Task goal: Could you give the records below again exactly as they stand?

Extracted data entries:
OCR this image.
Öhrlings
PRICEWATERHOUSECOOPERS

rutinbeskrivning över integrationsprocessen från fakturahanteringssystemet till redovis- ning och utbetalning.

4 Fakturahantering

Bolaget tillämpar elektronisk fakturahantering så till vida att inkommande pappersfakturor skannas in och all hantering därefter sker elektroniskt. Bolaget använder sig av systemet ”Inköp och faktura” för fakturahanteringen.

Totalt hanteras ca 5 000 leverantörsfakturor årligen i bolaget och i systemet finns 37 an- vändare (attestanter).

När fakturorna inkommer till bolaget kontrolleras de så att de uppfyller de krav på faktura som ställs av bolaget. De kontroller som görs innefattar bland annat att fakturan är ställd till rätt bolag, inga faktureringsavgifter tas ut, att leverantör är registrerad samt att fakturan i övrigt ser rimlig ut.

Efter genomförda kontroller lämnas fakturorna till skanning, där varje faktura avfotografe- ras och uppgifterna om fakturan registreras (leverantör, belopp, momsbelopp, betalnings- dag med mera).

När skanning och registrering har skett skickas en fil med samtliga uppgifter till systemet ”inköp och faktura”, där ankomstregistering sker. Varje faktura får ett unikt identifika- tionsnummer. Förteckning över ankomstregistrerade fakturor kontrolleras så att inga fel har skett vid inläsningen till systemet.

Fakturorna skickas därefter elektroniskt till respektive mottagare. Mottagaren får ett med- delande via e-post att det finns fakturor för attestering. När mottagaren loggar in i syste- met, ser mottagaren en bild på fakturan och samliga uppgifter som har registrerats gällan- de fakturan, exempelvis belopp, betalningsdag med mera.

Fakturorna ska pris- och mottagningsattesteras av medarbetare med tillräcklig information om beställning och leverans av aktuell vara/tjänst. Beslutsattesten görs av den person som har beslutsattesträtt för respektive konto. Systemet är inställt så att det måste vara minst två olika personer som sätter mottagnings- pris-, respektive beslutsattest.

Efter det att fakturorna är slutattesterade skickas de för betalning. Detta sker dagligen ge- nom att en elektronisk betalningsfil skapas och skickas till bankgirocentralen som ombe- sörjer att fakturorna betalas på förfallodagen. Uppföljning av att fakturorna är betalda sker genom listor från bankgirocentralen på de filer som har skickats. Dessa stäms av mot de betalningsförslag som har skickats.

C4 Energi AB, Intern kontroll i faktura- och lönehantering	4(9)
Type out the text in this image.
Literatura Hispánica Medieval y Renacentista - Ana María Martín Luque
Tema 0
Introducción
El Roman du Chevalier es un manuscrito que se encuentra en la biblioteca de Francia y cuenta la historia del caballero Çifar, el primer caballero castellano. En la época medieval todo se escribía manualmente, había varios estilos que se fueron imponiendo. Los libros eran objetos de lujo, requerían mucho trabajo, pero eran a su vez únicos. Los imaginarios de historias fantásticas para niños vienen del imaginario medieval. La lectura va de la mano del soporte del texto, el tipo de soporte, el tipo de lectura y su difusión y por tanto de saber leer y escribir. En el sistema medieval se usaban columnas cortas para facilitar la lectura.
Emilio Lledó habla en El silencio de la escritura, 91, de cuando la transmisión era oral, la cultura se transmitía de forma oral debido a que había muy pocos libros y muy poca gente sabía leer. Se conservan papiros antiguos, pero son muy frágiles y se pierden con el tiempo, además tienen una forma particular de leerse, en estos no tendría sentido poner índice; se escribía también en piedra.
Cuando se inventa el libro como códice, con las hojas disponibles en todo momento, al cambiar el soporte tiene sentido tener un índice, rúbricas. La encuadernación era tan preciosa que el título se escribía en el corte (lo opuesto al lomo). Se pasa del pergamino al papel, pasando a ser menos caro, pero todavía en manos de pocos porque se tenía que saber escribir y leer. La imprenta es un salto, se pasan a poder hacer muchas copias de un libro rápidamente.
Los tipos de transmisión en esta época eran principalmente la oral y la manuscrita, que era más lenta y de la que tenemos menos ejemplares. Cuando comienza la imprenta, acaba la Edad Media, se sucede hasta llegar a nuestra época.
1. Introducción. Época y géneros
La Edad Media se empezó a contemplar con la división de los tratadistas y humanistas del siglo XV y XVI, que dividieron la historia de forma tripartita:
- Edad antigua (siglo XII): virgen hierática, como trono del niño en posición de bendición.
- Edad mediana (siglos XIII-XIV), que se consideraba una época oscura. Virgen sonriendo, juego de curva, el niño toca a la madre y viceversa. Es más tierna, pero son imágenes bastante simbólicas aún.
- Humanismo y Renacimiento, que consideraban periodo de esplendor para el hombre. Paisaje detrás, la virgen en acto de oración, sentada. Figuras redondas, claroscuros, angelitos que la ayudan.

Result of this exercise:
OCR this image.
Öhrlings
PRICEWATERHOUSECOOPERS

rutinbeskrivning över integrationsprocessen från fakturahanteringssystemet till redovis- ning och utbetalning.

4 Fakturahantering

Bolaget tillämpar elektronisk fakturahantering så till vida att inkommande pappersfakturor skannas in och all hantering därefter sker elektroniskt. Bolaget använder sig av systemet ”Inköp och faktura” för fakturahanteringen.

Totalt hanteras ca 5 000 leverantörsfakturor årligen i bolaget och i systemet finns 37 an- vändare (attestanter).

När fakturorna inkommer till bolaget kontrolleras de så att de uppfyller de krav på faktura som ställs av bolaget. De kontroller som görs innefattar bland annat att fakturan är ställd till rätt bolag, inga faktureringsavgifter tas ut, att leverantör är registrerad samt att fakturan i övrigt ser rimlig ut.

Efter genomförda kontroller lämnas fakturorna till skanning, där varje faktura avfotografe- ras och uppgifterna om fakturan registreras (leverantör, belopp, momsbelopp, betalnings- dag med mera).

När skanning och registrering har skett skickas en fil med samtliga uppgifter till systemet ”inköp och faktura”, där ankomstregistering sker. Varje faktura får ett unikt identifika- tionsnummer. Förteckning över ankomstregistrerade fakturor kontrolleras så att inga fel har skett vid inläsningen till systemet.

Fakturorna skickas därefter elektroniskt till respektive mottagare. Mottagaren får ett med- delande via e-post att det finns fakturor för attestering. När mottagaren loggar in i syste- met, ser mottagaren en bild på fakturan och samliga uppgifter som har registrerats gällan- de fakturan, exempelvis belopp, betalningsdag med mera.

Fakturorna ska pris- och mottagningsattesteras av medarbetare med tillräcklig information om beställning och leverans av aktuell vara/tjänst. Beslutsattesten görs av den person som har beslutsattesträtt för respektive konto. Systemet är inställt så att det måste vara minst två olika personer som sätter mottagnings- pris-, respektive beslutsattest.

Efter det att fakturorna är slutattesterade skickas de för betalning. Detta sker dagligen ge- nom att en elektronisk betalningsfil skapas och skickas till bankgirocentralen som ombe- sörjer att fakturorna betalas på förfallodagen. Uppföljning av att fakturorna är betalda sker genom listor från bankgirocentralen på de filer som har skickats. Dessa stäms av mot de betalningsförslag som har skickats.

C4 Energi AB, Intern kontroll i faktura- och lönehantering	4(9)
Type out the text in this image.
Literatura Hispánica Medieval y Renacentista - Ana María Martín Luque
Tema 0
Introducción
El Roman du Chevalier es un manuscrito que se encuentra en la biblioteca de Francia y cuenta la historia del caballero Çifar, el primer caballero castellano. En la época medieval todo se escribía manualmente, había varios estilos que se fueron imponiendo. Los libros eran objetos de lujo, requerían mucho trabajo, pero eran a su vez únicos. Los imaginarios de historias fantásticas para niños vienen del imaginario medieval. La lectura va de la mano del soporte del texto, el tipo de soporte, el tipo de lectura y su difusión y por tanto de saber leer y escribir. En el sistema medieval se usaban columnas cortas para facilitar la lectura.
Emilio Lledó habla en El silencio de la escritura, 91, de cuando la transmisión era oral, la cultura se transmitía de forma oral debido a que había muy pocos libros y muy poca gente sabía leer. Se conservan papiros antiguos, pero son muy frágiles y se pierden con el tiempo, además tienen una forma particular de leerse, en estos no tendría sentido poner índice; se escribía también en piedra.
Cuando se inventa el libro como códice, con las hojas disponibles en todo momento, al cambiar el soporte tiene sentido tener un índice, rúbricas. La encuadernación era tan preciosa que el título se escribía en el corte (lo opuesto al lomo). Se pasa del pergamino al papel, pasando a ser menos caro, pero todavía en manos de pocos porque se tenía que saber escribir y leer. La imprenta es un salto, se pasan a poder hacer muchas copias de un libro rápidamente.
Los tipos de transmisión en esta época eran principalmente la oral y la manuscrita, que era más lenta y de la que tenemos menos ejemplares. Cuando comienza la imprenta, acaba la Edad Media, se sucede hasta llegar a nuestra época.
1. Introducción. Época y géneros
La Edad Media se empezó a contemplar con la división de los tratadistas y humanistas del siglo XV y XVI, que dividieron la historia de forma tripartita:
- Edad antigua (siglo XII): virgen hierática, como trono del niño en posición de bendición.
- Edad mediana (siglos XIII-XIV), que se consideraba una época oscura. Virgen sonriendo, juego de curva, el niño toca a la madre y viceversa. Es más tierna, pero son imágenes bastante simbólicas aún.
- Humanismo y Renacimiento, que consideraban periodo de esplendor para el hombre. Paisaje detrás, la virgen en acto de oración, sentada. Figuras redondas, claroscuros, angelitos que la ayudan.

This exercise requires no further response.